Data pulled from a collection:
begin

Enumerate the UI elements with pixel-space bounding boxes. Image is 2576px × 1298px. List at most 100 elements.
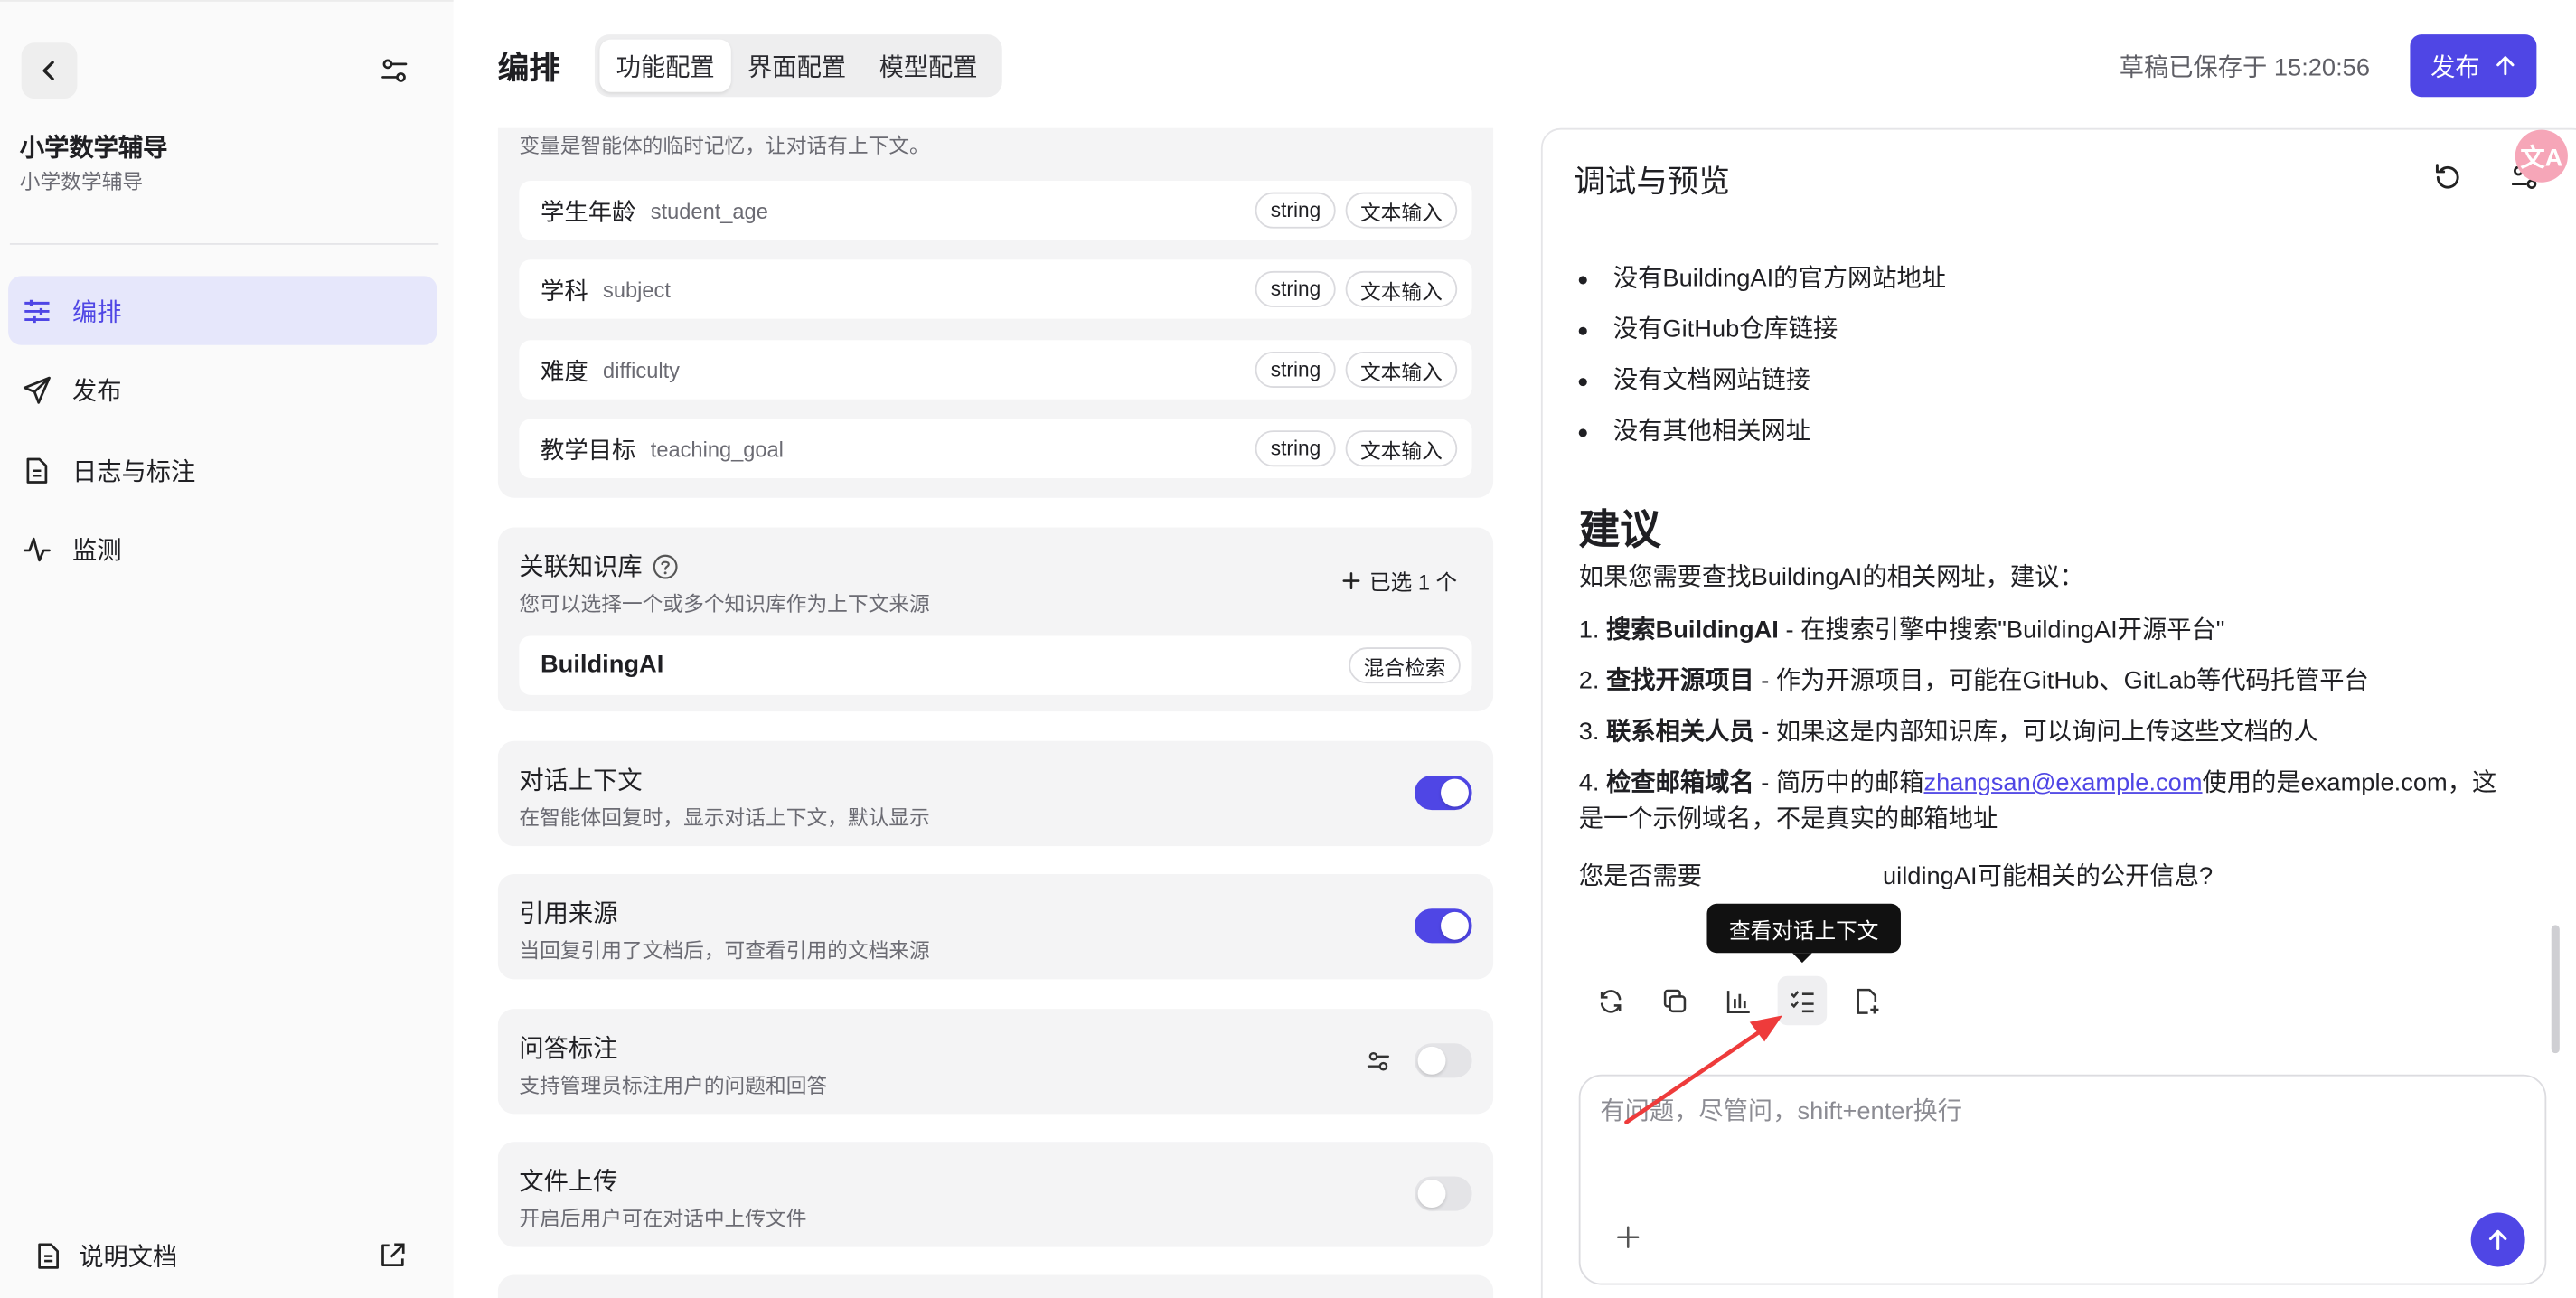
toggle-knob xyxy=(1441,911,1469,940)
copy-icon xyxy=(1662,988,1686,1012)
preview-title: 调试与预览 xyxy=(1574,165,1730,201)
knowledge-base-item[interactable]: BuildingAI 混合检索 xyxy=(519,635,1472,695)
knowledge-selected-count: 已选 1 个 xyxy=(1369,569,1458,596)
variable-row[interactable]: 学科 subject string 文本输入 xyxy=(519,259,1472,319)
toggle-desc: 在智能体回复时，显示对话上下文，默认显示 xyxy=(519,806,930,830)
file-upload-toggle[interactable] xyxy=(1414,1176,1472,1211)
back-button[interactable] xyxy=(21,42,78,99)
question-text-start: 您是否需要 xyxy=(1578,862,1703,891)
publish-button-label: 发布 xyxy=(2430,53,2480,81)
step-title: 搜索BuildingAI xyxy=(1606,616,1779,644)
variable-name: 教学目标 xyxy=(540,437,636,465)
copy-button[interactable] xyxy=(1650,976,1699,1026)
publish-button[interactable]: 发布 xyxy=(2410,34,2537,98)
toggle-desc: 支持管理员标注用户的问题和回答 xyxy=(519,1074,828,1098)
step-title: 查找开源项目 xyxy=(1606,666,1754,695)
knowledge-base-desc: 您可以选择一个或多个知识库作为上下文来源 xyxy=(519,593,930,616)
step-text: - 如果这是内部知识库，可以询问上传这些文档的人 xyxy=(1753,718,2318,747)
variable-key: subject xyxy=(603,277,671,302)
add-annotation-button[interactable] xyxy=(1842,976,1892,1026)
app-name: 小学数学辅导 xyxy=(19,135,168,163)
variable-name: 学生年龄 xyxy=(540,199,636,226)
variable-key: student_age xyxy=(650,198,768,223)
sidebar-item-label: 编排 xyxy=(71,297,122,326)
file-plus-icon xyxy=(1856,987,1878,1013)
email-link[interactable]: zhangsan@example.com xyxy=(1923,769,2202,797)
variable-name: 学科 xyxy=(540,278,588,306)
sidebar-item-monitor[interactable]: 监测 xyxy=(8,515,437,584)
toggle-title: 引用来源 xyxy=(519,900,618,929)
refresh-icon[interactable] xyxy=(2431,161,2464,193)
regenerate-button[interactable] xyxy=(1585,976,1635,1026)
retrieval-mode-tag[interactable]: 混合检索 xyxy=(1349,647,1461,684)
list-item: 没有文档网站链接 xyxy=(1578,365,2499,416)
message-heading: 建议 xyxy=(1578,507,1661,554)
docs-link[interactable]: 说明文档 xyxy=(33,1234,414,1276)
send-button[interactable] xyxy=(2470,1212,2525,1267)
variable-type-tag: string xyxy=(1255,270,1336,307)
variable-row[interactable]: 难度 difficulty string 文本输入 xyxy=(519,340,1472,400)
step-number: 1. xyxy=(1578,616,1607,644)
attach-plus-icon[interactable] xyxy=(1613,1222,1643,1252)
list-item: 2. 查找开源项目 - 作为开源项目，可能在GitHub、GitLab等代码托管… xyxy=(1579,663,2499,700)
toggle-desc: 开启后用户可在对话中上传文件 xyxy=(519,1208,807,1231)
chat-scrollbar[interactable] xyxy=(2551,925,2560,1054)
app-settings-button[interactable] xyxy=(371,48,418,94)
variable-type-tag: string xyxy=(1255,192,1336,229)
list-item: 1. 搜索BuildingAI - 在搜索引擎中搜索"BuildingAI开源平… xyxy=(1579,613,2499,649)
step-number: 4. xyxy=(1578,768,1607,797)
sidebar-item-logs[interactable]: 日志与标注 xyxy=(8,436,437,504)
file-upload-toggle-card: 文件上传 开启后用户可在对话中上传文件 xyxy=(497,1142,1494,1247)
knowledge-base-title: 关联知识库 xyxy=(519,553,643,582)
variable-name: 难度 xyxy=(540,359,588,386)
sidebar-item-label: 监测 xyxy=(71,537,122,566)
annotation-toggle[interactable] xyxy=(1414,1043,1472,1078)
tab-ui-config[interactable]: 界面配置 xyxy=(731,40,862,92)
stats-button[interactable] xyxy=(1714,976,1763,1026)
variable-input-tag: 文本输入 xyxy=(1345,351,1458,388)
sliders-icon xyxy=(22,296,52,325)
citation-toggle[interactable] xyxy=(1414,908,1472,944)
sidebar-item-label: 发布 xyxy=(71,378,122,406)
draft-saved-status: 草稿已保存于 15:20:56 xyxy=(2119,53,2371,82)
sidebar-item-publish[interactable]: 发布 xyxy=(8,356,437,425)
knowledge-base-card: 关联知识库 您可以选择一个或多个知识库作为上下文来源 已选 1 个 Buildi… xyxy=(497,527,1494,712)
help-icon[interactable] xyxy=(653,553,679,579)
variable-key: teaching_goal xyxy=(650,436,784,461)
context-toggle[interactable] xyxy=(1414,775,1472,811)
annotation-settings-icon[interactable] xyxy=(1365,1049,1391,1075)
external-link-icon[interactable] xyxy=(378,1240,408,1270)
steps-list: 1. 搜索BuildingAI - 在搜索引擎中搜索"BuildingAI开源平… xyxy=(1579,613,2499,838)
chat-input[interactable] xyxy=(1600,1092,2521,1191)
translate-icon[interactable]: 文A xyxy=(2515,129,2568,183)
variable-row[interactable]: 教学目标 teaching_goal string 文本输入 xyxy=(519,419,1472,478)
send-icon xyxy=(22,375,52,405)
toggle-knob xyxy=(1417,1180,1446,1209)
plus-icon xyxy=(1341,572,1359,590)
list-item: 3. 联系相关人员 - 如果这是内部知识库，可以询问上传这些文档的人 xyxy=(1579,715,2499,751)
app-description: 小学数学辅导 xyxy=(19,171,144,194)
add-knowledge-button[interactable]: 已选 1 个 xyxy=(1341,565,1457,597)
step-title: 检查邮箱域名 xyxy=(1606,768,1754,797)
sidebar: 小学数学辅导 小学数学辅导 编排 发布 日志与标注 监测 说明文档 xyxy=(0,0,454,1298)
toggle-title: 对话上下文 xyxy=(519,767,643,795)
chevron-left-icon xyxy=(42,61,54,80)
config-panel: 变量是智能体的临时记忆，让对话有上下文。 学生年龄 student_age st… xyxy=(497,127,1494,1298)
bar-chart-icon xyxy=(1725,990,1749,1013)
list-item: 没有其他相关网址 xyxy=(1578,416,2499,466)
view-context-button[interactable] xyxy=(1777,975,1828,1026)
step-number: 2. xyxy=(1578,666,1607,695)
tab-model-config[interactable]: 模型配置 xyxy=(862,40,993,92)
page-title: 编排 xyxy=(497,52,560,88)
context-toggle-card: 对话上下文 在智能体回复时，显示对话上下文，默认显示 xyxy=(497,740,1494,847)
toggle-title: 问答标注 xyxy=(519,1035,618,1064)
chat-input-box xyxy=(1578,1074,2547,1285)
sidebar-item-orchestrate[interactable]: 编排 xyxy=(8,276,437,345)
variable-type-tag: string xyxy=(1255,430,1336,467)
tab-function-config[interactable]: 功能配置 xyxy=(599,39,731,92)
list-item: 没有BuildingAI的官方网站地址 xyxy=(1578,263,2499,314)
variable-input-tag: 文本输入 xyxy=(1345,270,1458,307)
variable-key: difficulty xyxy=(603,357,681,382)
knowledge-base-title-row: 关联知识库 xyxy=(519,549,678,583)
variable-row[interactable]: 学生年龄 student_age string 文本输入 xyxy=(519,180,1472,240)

end

What to work on:
Reproduce the entries above word for word, omitting the pictures.

Result of this exercise:
Enumerate the UI elements with pixel-space bounding boxes. Image is 2576px × 1298px. List at most 100 elements.
toggle-knob xyxy=(1441,911,1469,940)
copy-icon xyxy=(1662,988,1686,1012)
preview-title: 调试与预览 xyxy=(1574,165,1730,201)
knowledge-base-item[interactable]: BuildingAI 混合检索 xyxy=(519,635,1472,695)
knowledge-selected-count: 已选 1 个 xyxy=(1369,569,1458,596)
variable-row[interactable]: 学科 subject string 文本输入 xyxy=(519,259,1472,319)
toggle-desc: 在智能体回复时，显示对话上下文，默认显示 xyxy=(519,806,930,830)
file-upload-toggle[interactable] xyxy=(1414,1176,1472,1211)
back-button[interactable] xyxy=(21,42,78,99)
question-text-start: 您是否需要 xyxy=(1578,862,1703,891)
publish-button-label: 发布 xyxy=(2430,53,2480,81)
step-title: 搜索BuildingAI xyxy=(1606,616,1779,644)
variable-name: 教学目标 xyxy=(540,437,636,465)
copy-button[interactable] xyxy=(1650,976,1699,1026)
publish-button[interactable]: 发布 xyxy=(2410,34,2537,98)
toggle-desc: 支持管理员标注用户的问题和回答 xyxy=(519,1074,828,1098)
step-title: 查找开源项目 xyxy=(1606,666,1754,695)
knowledge-base-desc: 您可以选择一个或多个知识库作为上下文来源 xyxy=(519,593,930,616)
step-text: - 如果这是内部知识库，可以询问上传这些文档的人 xyxy=(1753,718,2318,747)
variable-key: subject xyxy=(603,277,671,302)
add-annotation-button[interactable] xyxy=(1842,976,1892,1026)
app-name: 小学数学辅导 xyxy=(19,135,168,163)
variable-name: 学生年龄 xyxy=(540,199,636,226)
variable-key: student_age xyxy=(650,198,768,223)
sidebar-item-label: 编排 xyxy=(71,297,122,326)
file-plus-icon xyxy=(1856,987,1878,1013)
email-link[interactable]: zhangsan@example.com xyxy=(1923,769,2202,797)
variable-name: 学科 xyxy=(540,278,588,306)
sidebar-item-monitor[interactable]: 监测 xyxy=(8,515,437,584)
toggle-title: 引用来源 xyxy=(519,900,618,929)
refresh-icon[interactable] xyxy=(2431,161,2464,193)
regenerate-button[interactable] xyxy=(1585,976,1635,1026)
retrieval-mode-tag[interactable]: 混合检索 xyxy=(1349,647,1461,684)
list-item: 没有文档网站链接 xyxy=(1578,365,2499,416)
message-heading: 建议 xyxy=(1578,507,1661,554)
docs-link[interactable]: 说明文档 xyxy=(33,1234,414,1276)
send-button[interactable] xyxy=(2470,1212,2525,1267)
variable-type-tag: string xyxy=(1255,270,1336,307)
variable-row[interactable]: 难度 difficulty string 文本输入 xyxy=(519,340,1472,400)
step-number: 1. xyxy=(1578,616,1607,644)
attach-plus-icon[interactable] xyxy=(1613,1222,1643,1252)
list-item: 2. 查找开源项目 - 作为开源项目，可能在GitHub、GitLab等代码托管… xyxy=(1579,663,2499,700)
toggle-desc: 开启后用户可在对话中上传文件 xyxy=(519,1208,807,1231)
chat-scrollbar[interactable] xyxy=(2551,925,2560,1054)
app-settings-button[interactable] xyxy=(371,48,418,94)
variable-type-tag: string xyxy=(1255,192,1336,229)
list-item: 1. 搜索BuildingAI - 在搜索引擎中搜索"BuildingAI开源平… xyxy=(1579,613,2499,649)
step-number: 4. xyxy=(1578,768,1607,797)
sidebar-item-logs[interactable]: 日志与标注 xyxy=(8,436,437,504)
file-upload-toggle-card: 文件上传 开启后用户可在对话中上传文件 xyxy=(497,1142,1494,1247)
knowledge-base-title: 关联知识库 xyxy=(519,553,643,582)
variable-name: 难度 xyxy=(540,359,588,386)
sidebar-item-label: 监测 xyxy=(71,537,122,566)
annotation-toggle[interactable] xyxy=(1414,1043,1472,1078)
tab-ui-config[interactable]: 界面配置 xyxy=(731,40,862,92)
stats-button[interactable] xyxy=(1714,976,1763,1026)
variable-input-tag: 文本输入 xyxy=(1345,351,1458,388)
sliders-icon xyxy=(22,296,52,325)
citation-toggle[interactable] xyxy=(1414,908,1472,944)
sidebar-item-label: 发布 xyxy=(71,378,122,406)
draft-saved-status: 草稿已保存于 15:20:56 xyxy=(2119,53,2371,82)
sidebar-item-publish[interactable]: 发布 xyxy=(8,356,437,425)
knowledge-base-card: 关联知识库 您可以选择一个或多个知识库作为上下文来源 已选 1 个 Buildi… xyxy=(497,527,1494,712)
help-icon[interactable] xyxy=(653,553,679,579)
variable-key: teaching_goal xyxy=(650,436,784,461)
context-toggle[interactable] xyxy=(1414,775,1472,811)
annotation-settings-icon[interactable] xyxy=(1365,1049,1391,1075)
external-link-icon[interactable] xyxy=(378,1240,408,1270)
steps-list: 1. 搜索BuildingAI - 在搜索引擎中搜索"BuildingAI开源平… xyxy=(1579,613,2499,838)
chat-input[interactable] xyxy=(1600,1092,2521,1191)
translate-icon[interactable]: 文A xyxy=(2515,129,2568,183)
variable-row[interactable]: 教学目标 teaching_goal string 文本输入 xyxy=(519,419,1472,478)
send-icon xyxy=(22,375,52,405)
toggle-knob xyxy=(1417,1180,1446,1209)
plus-icon xyxy=(1341,572,1359,590)
list-item: 3. 联系相关人员 - 如果这是内部知识库，可以询问上传这些文档的人 xyxy=(1579,715,2499,751)
app-description: 小学数学辅导 xyxy=(19,171,144,194)
add-knowledge-button[interactable]: 已选 1 个 xyxy=(1341,565,1457,597)
step-title: 检查邮箱域名 xyxy=(1606,768,1754,797)
sidebar: 小学数学辅导 小学数学辅导 编排 发布 日志与标注 监测 说明文档 xyxy=(0,0,454,1298)
toggle-title: 对话上下文 xyxy=(519,767,643,795)
chevron-left-icon xyxy=(42,61,54,80)
config-panel: 变量是智能体的临时记忆，让对话有上下文。 学生年龄 student_age st… xyxy=(497,127,1494,1298)
bar-chart-icon xyxy=(1725,990,1749,1013)
list-item: 没有其他相关网址 xyxy=(1578,416,2499,466)
view-context-button[interactable] xyxy=(1777,975,1828,1026)
step-number: 2. xyxy=(1578,666,1607,695)
tab-model-config[interactable]: 模型配置 xyxy=(862,40,993,92)
page-title: 编排 xyxy=(497,52,560,88)
context-toggle-card: 对话上下文 在智能体回复时，显示对话上下文，默认显示 xyxy=(497,740,1494,847)
toggle-title: 问答标注 xyxy=(519,1035,618,1064)
chat-input-box xyxy=(1578,1074,2547,1285)
sidebar-item-orchestrate[interactable]: 编排 xyxy=(8,276,437,345)
variable-type-tag: string xyxy=(1255,430,1336,467)
tab-function-config[interactable]: 功能配置 xyxy=(599,39,731,92)
list-item: 没有BuildingAI的官方网站地址 xyxy=(1578,263,2499,314)
variable-input-tag: 文本输入 xyxy=(1345,270,1458,307)
variable-key: difficulty xyxy=(603,357,681,382)
knowledge-base-title-row: 关联知识库 xyxy=(519,549,678,583)
variable-row[interactable]: 学生年龄 student_age string 文本输入 xyxy=(519,180,1472,240)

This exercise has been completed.